Exercise description: Extract the whole listing as it stands. Do not include the pictures.

Material provided:
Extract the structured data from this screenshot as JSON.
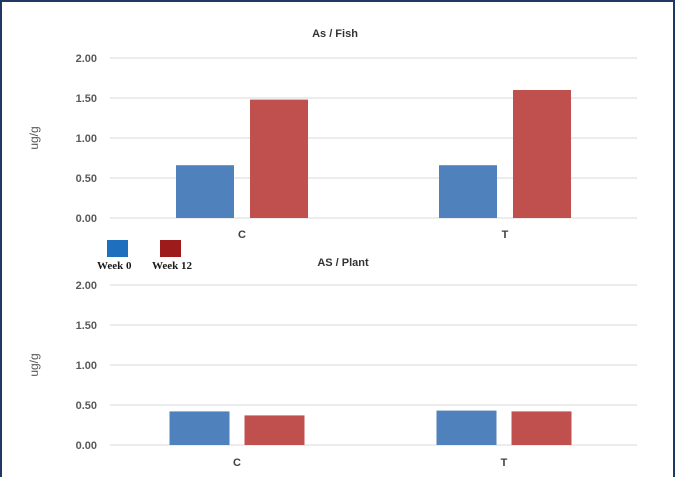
{
  "colors": {
    "week0": "#4f81bd",
    "week12": "#c0504d",
    "legend_week0": "#1f6fbf",
    "legend_week12": "#9e1b1b",
    "grid": "#d9d9d9"
  },
  "legend": {
    "items": [
      {
        "label": "Week 0",
        "color": "#1f6fbf"
      },
      {
        "label": "Week 12",
        "color": "#9e1b1b"
      }
    ]
  },
  "chart_data": [
    {
      "type": "bar",
      "title": "As / Fish",
      "ylabel": "ug/g",
      "xlabel": "",
      "categories": [
        "C",
        "T"
      ],
      "ylim": [
        0,
        2.0
      ],
      "yticks": [
        "2.00",
        "1.50",
        "1.00",
        "0.50",
        "0.00"
      ],
      "grid": true,
      "series": [
        {
          "name": "Week 0",
          "values": [
            0.66,
            0.66
          ]
        },
        {
          "name": "Week 12",
          "values": [
            1.48,
            1.6
          ]
        }
      ]
    },
    {
      "type": "bar",
      "title": "AS / Plant",
      "ylabel": "ug/g",
      "xlabel": "",
      "categories": [
        "C",
        "T"
      ],
      "ylim": [
        0,
        2.0
      ],
      "yticks": [
        "2.00",
        "1.50",
        "1.00",
        "0.50",
        "0.00"
      ],
      "grid": true,
      "series": [
        {
          "name": "Week 0",
          "values": [
            0.42,
            0.43
          ]
        },
        {
          "name": "Week 12",
          "values": [
            0.37,
            0.42
          ]
        }
      ]
    }
  ]
}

Written response:
Extract the structured data from this screenshot as JSON.
{
  "colors": {
    "week0": "#4f81bd",
    "week12": "#c0504d",
    "legend_week0": "#1f6fbf",
    "legend_week12": "#9e1b1b",
    "grid": "#d9d9d9"
  },
  "legend": {
    "items": [
      {
        "label": "Week 0",
        "color": "#1f6fbf"
      },
      {
        "label": "Week 12",
        "color": "#9e1b1b"
      }
    ]
  },
  "chart_data": [
    {
      "type": "bar",
      "title": "As / Fish",
      "ylabel": "ug/g",
      "xlabel": "",
      "categories": [
        "C",
        "T"
      ],
      "ylim": [
        0,
        2.0
      ],
      "yticks": [
        "2.00",
        "1.50",
        "1.00",
        "0.50",
        "0.00"
      ],
      "grid": true,
      "series": [
        {
          "name": "Week 0",
          "values": [
            0.66,
            0.66
          ]
        },
        {
          "name": "Week 12",
          "values": [
            1.48,
            1.6
          ]
        }
      ]
    },
    {
      "type": "bar",
      "title": "AS / Plant",
      "ylabel": "ug/g",
      "xlabel": "",
      "categories": [
        "C",
        "T"
      ],
      "ylim": [
        0,
        2.0
      ],
      "yticks": [
        "2.00",
        "1.50",
        "1.00",
        "0.50",
        "0.00"
      ],
      "grid": true,
      "series": [
        {
          "name": "Week 0",
          "values": [
            0.42,
            0.43
          ]
        },
        {
          "name": "Week 12",
          "values": [
            0.37,
            0.42
          ]
        }
      ]
    }
  ]
}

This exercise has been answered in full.